Retype the data below without altering anything.

─── Extracted information

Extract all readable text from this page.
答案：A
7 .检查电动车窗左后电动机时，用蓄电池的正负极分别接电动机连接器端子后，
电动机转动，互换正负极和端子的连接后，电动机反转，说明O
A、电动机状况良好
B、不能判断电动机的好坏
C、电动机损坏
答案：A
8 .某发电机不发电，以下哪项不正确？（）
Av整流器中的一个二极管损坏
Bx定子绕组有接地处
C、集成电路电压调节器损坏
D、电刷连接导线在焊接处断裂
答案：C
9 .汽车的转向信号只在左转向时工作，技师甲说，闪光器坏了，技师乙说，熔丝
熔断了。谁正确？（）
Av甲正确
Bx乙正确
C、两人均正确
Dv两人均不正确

──────

Expected output |
Extract all readable text from this page.
答案：A
7 .检查电动车窗左后电动机时，用蓄电池的正负极分别接电动机连接器端子后，
电动机转动，互换正负极和端子的连接后，电动机反转，说明O
A、电动机状况良好
B、不能判断电动机的好坏
C、电动机损坏
答案：A
8 .某发电机不发电，以下哪项不正确？（）
Av整流器中的一个二极管损坏
Bx定子绕组有接地处
C、集成电路电压调节器损坏
D、电刷连接导线在焊接处断裂
答案：C
9 .汽车的转向信号只在左转向时工作，技师甲说，闪光器坏了，技师乙说，熔丝
熔断了。谁正确？（）
Av甲正确
Bx乙正确
C、两人均正确
Dv两人均不正确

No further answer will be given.